TASK STATEMENT: Count the lines in the entries below that include the word "fatto". Give nothing but the number.

DATA SUPPLIED:
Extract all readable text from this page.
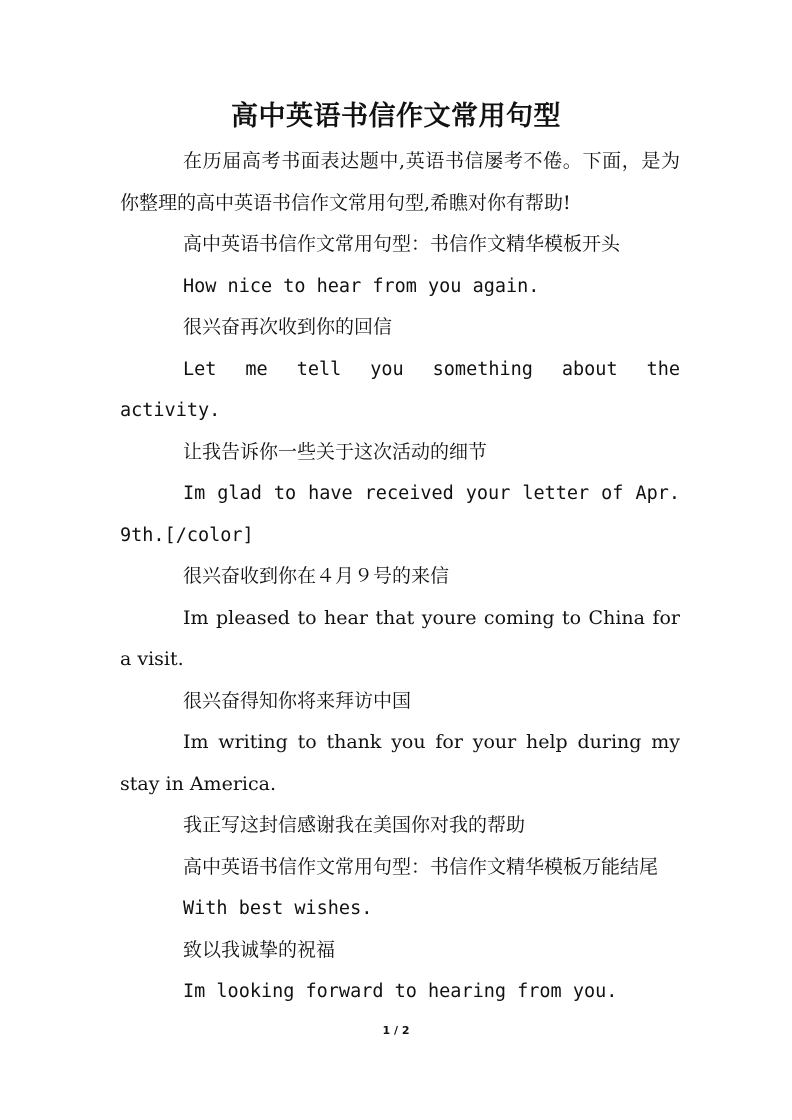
高中英语书信作文常用句型

在历届高考书面表达题中,英语书信屡考不倦。下面，是为你整理的高中英语书信作文常用句型,希瞧对你有帮助!

高中英语书信作文常用句型：书信作文精华模板开头

How nice to hear from you again.

很兴奋再次收到你的回信

Let me tell you something about the activity.

让我告诉你一些关于这次活动的细节

Im glad to have received your letter of Apr. 9th.[/color]

很兴奋收到你在４月９号的来信

Im pleased to hear that youre coming to China for a visit.

很兴奋得知你将来拜访中国

Im writing to thank you for your help during my stay in America.

我正写这封信感谢我在美国你对我的帮助

高中英语书信作文常用句型：书信作文精华模板万能结尾

With best wishes.

致以我诚挚的祝福

Im looking forward to hearing from you.

1 / 2
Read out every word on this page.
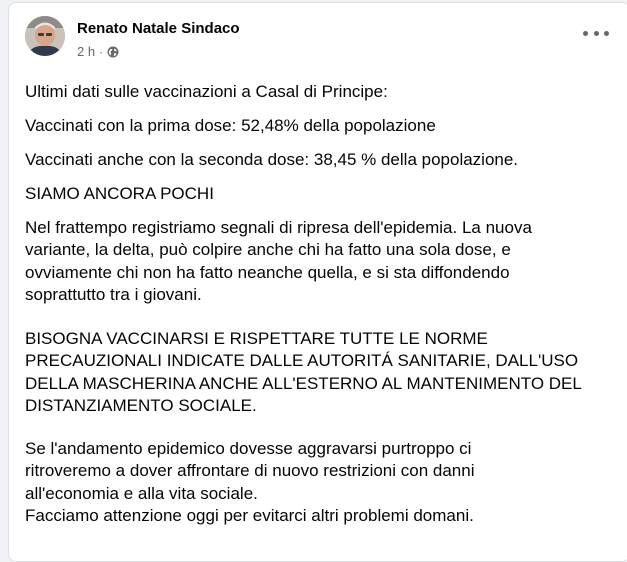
Renato Natale Sindaco
2 h ·

Ultimi dati sulle vaccinazioni a Casal di Principe:

Vaccinati con la prima dose: 52,48% della popolazione

Vaccinati anche con la seconda dose: 38,45 % della popolazione.

SIAMO ANCORA POCHI

Nel frattempo registriamo segnali di ripresa dell'epidemia. La nuova
variante, la delta, può colpire anche chi ha fatto una sola dose, e
ovviamente chi non ha fatto neanche quella, e si sta diffondendo
soprattutto tra i giovani.

BISOGNA VACCINARSI E RISPETTARE TUTTE LE NORME
PRECAUZIONALI INDICATE DALLE AUTORITÁ SANITARIE, DALL'USO
DELLA MASCHERINA ANCHE ALL'ESTERNO AL MANTENIMENTO DEL
DISTANZIAMENTO SOCIALE.

Se l'andamento epidemico dovesse aggravarsi purtroppo ci
ritroveremo a dover affrontare di nuovo restrizioni con danni
all'economia e alla vita sociale.
Facciamo attenzione oggi per evitarci altri problemi domani.
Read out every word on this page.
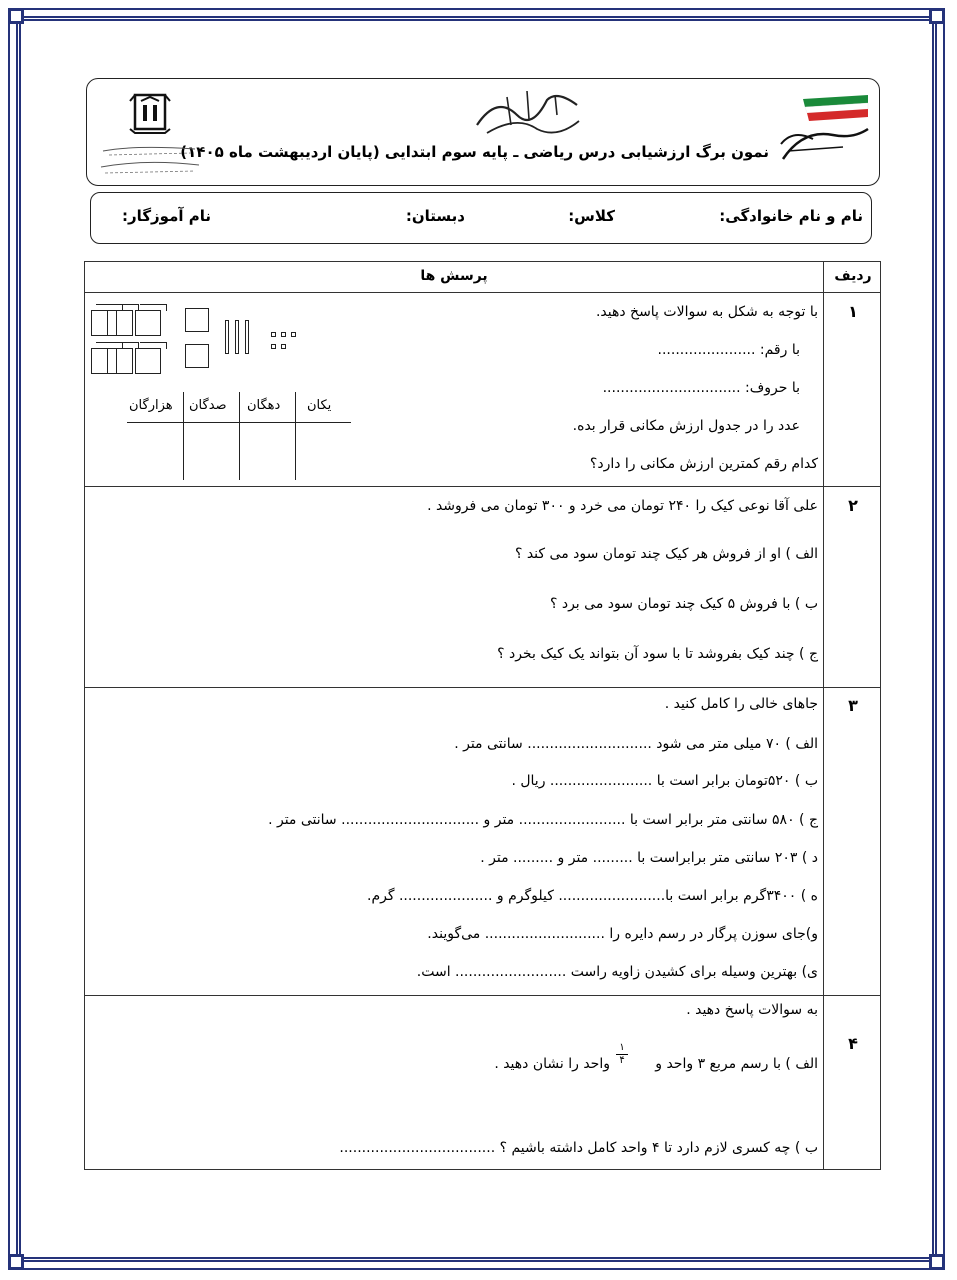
نمون برگ ارزشیابی درس ریاضی ـ پایه سوم ابتدایی (پایان اردیبهشت ماه ۱۴۰۵)
نام و نام خانوادگی:
کلاس:
دبستان:
نام آموزگار:
ردیف
پرسش ها
۱
با توجه به شکل به سوالات پاسخ دهید.
با رقم: ......................
با حروف: ...............................
عدد را در جدول ارزش مکانی قرار بده.
کدام رقم کمترین ارزش مکانی را دارد؟
یکان
دهگان
صدگان
هزارگان
۲
علی آقا نوعی کیک را ۲۴۰ تومان می خرد و ۳۰۰ تومان می فروشد .
الف ) او از فروش هر کیک چند تومان سود می کند ؟
ب ) با فروش ۵ کیک چند تومان سود می برد ؟
ج ) چند کیک بفروشد تا با سود آن بتواند یک کیک بخرد ؟
۳
جاهای خالی را کامل کنید .
الف ) ۷۰ میلی متر می شود ............................ سانتی متر .
ب ) ۵۲۰تومان برابر است با ....................... ریال .
ج ) ۵۸۰ سانتی متر برابر است با ........................ متر و ............................... سانتی متر .
د ) ۲۰۳ سانتی متر برابراست با ......... متر و ......... متر .
ه ) ۳۴۰۰گرم برابر است با........................ کیلوگرم و ..................... گرم.
و)جای سوزن پرگار در رسم دایره را ........................... می‌گویند.
ی) بهترین وسیله برای کشیدن زاویه راست ......................... است.
۴
به سوالات پاسخ دهید .
الف ) با رسم مربع ۳ واحد و
۱
۴
واحد را نشان دهید .
ب ) چه کسری لازم دارد تا ۴ واحد کامل داشته باشیم ؟ ...................................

ANSWER BELOW: 2